_Input material:_
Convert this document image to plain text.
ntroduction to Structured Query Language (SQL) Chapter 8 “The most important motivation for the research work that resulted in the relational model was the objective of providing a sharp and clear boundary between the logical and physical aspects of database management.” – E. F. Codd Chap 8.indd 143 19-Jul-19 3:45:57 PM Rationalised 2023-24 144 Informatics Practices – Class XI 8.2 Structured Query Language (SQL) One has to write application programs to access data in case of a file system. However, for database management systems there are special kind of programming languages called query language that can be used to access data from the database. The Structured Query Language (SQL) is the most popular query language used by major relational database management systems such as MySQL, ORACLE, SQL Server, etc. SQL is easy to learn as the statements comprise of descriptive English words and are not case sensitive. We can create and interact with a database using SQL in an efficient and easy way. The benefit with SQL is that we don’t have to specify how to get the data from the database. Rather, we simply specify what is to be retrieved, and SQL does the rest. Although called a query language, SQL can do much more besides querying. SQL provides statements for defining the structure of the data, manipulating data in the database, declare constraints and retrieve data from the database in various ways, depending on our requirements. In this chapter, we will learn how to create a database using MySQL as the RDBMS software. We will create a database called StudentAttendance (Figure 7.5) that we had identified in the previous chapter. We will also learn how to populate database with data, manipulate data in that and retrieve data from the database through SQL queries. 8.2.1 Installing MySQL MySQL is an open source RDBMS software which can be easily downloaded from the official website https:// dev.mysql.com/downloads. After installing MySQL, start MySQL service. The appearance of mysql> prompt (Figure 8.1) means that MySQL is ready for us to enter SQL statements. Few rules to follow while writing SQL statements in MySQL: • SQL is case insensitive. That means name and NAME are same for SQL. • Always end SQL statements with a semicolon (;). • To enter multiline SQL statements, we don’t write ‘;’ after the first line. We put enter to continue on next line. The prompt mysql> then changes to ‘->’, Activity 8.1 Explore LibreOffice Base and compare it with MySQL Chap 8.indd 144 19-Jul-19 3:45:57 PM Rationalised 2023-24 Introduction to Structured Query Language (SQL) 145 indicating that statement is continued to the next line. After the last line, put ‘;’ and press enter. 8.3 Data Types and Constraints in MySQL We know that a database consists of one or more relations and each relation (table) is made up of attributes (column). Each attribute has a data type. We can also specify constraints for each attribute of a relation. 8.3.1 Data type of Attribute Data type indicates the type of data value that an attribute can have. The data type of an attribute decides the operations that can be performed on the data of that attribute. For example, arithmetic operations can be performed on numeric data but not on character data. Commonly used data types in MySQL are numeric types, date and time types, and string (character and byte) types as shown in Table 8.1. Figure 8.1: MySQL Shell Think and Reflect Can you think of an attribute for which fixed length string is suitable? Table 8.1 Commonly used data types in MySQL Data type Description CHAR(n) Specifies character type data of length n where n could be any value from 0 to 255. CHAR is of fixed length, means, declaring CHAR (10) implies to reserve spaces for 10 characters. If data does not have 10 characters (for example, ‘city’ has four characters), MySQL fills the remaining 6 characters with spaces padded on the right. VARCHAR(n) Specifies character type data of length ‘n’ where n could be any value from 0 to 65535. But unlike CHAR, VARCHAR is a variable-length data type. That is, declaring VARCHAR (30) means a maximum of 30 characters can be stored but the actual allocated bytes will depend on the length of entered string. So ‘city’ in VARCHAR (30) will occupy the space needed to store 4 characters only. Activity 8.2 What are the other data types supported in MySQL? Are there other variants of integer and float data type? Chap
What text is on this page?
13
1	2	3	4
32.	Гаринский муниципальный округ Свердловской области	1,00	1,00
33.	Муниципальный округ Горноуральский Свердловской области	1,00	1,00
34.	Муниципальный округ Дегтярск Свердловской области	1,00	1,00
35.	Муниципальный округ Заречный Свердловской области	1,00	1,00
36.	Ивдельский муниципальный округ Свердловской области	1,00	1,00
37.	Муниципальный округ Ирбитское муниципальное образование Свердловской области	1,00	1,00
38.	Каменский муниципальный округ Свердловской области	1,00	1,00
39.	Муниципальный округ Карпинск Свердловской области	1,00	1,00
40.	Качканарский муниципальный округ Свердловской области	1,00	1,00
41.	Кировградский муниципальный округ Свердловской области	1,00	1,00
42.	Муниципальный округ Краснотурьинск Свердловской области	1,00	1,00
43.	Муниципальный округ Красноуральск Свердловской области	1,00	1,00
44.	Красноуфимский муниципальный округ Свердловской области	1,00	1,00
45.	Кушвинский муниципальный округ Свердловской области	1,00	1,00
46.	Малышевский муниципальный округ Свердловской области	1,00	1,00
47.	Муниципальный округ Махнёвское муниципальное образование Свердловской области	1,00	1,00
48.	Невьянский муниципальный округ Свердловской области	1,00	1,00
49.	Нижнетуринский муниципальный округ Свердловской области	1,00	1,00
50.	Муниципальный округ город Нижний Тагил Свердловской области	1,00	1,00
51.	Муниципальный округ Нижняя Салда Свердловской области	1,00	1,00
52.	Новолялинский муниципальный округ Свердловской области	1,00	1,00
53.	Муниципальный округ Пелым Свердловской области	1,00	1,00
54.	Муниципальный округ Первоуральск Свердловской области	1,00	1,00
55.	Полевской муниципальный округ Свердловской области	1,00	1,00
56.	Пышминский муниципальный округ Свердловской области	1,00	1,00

_Work instructions:_ Looking at the data above, how many lines hold the word "text"? Respond with the number alone.

_Reply to the task:_ 2